◆ **GIVEN INSTRUCTION**
Your task is to restate the data word for word.

◆ **DATA FOR THE TASK**

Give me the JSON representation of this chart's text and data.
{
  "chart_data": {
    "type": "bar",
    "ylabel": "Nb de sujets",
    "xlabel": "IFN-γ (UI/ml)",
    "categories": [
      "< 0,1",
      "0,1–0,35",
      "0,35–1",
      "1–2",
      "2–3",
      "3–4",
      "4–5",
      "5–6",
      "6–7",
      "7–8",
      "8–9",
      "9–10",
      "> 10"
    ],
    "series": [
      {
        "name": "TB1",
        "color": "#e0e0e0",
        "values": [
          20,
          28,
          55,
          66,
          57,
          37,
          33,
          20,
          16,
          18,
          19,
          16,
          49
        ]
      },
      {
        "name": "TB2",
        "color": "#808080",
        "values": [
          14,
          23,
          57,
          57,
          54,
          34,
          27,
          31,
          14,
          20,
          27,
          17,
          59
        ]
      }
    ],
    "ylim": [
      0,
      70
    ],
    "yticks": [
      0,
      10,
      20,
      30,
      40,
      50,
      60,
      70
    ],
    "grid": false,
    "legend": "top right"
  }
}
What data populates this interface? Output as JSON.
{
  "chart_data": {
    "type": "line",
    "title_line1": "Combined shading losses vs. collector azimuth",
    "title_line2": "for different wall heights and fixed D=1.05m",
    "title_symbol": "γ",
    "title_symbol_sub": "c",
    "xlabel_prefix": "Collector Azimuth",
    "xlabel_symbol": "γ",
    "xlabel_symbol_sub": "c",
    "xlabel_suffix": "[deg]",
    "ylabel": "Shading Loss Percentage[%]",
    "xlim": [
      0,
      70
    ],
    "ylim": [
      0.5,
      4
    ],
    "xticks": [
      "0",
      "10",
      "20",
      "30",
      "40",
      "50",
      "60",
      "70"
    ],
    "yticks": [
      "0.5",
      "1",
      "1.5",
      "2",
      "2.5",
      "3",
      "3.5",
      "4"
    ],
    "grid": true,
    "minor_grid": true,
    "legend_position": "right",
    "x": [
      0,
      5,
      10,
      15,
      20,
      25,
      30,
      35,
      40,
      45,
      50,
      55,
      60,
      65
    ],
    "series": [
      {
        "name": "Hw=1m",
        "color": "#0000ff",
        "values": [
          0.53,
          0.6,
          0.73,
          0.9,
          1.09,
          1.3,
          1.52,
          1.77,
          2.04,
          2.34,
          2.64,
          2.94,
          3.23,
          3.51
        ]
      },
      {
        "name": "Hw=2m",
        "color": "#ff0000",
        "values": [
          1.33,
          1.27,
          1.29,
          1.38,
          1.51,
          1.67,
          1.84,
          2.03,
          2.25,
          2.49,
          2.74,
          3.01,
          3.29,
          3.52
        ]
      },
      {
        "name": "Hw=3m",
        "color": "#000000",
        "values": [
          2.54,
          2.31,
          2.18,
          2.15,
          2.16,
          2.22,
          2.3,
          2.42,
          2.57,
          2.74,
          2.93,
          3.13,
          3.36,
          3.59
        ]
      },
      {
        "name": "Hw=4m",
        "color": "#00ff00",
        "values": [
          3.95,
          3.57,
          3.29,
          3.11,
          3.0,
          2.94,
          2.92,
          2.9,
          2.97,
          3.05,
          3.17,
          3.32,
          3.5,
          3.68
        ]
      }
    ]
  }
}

◆ **WRITTEN RESPONSE**
Give me the JSON representation of this chart's text and data.
{
  "chart_data": {
    "type": "bar",
    "ylabel": "Nb de sujets",
    "xlabel": "IFN-γ (UI/ml)",
    "categories": [
      "< 0,1",
      "0,1–0,35",
      "0,35–1",
      "1–2",
      "2–3",
      "3–4",
      "4–5",
      "5–6",
      "6–7",
      "7–8",
      "8–9",
      "9–10",
      "> 10"
    ],
    "series": [
      {
        "name": "TB1",
        "color": "#e0e0e0",
        "values": [
          20,
          28,
          55,
          66,
          57,
          37,
          33,
          20,
          16,
          18,
          19,
          16,
          49
        ]
      },
      {
        "name": "TB2",
        "color": "#808080",
        "values": [
          14,
          23,
          57,
          57,
          54,
          34,
          27,
          31,
          14,
          20,
          27,
          17,
          59
        ]
      }
    ],
    "ylim": [
      0,
      70
    ],
    "yticks": [
      0,
      10,
      20,
      30,
      40,
      50,
      60,
      70
    ],
    "grid": false,
    "legend": "top right"
  }
}
What data populates this interface? Output as JSON.
{
  "chart_data": {
    "type": "line",
    "title_line1": "Combined shading losses vs. collector azimuth",
    "title_line2": "for different wall heights and fixed D=1.05m",
    "title_symbol": "γ",
    "title_symbol_sub": "c",
    "xlabel_prefix": "Collector Azimuth",
    "xlabel_symbol": "γ",
    "xlabel_symbol_sub": "c",
    "xlabel_suffix": "[deg]",
    "ylabel": "Shading Loss Percentage[%]",
    "xlim": [
      0,
      70
    ],
    "ylim": [
      0.5,
      4
    ],
    "xticks": [
      "0",
      "10",
      "20",
      "30",
      "40",
      "50",
      "60",
      "70"
    ],
    "yticks": [
      "0.5",
      "1",
      "1.5",
      "2",
      "2.5",
      "3",
      "3.5",
      "4"
    ],
    "grid": true,
    "minor_grid": true,
    "legend_position": "right",
    "x": [
      0,
      5,
      10,
      15,
      20,
      25,
      30,
      35,
      40,
      45,
      50,
      55,
      60,
      65
    ],
    "series": [
      {
        "name": "Hw=1m",
        "color": "#0000ff",
        "values": [
          0.53,
          0.6,
          0.73,
          0.9,
          1.09,
          1.3,
          1.52,
          1.77,
          2.04,
          2.34,
          2.64,
          2.94,
          3.23,
          3.51
        ]
      },
      {
        "name": "Hw=2m",
        "color": "#ff0000",
        "values": [
          1.33,
          1.27,
          1.29,
          1.38,
          1.51,
          1.67,
          1.84,
          2.03,
          2.25,
          2.49,
          2.74,
          3.01,
          3.29,
          3.52
        ]
      },
      {
        "name": "Hw=3m",
        "color": "#000000",
        "values": [
          2.54,
          2.31,
          2.18,
          2.15,
          2.16,
          2.22,
          2.3,
          2.42,
          2.57,
          2.74,
          2.93,
          3.13,
          3.36,
          3.59
        ]
      },
      {
        "name": "Hw=4m",
        "color": "#00ff00",
        "values": [
          3.95,
          3.57,
          3.29,
          3.11,
          3.0,
          2.94,
          2.92,
          2.9,
          2.97,
          3.05,
          3.17,
          3.32,
          3.5,
          3.68
        ]
      }
    ]
  }
}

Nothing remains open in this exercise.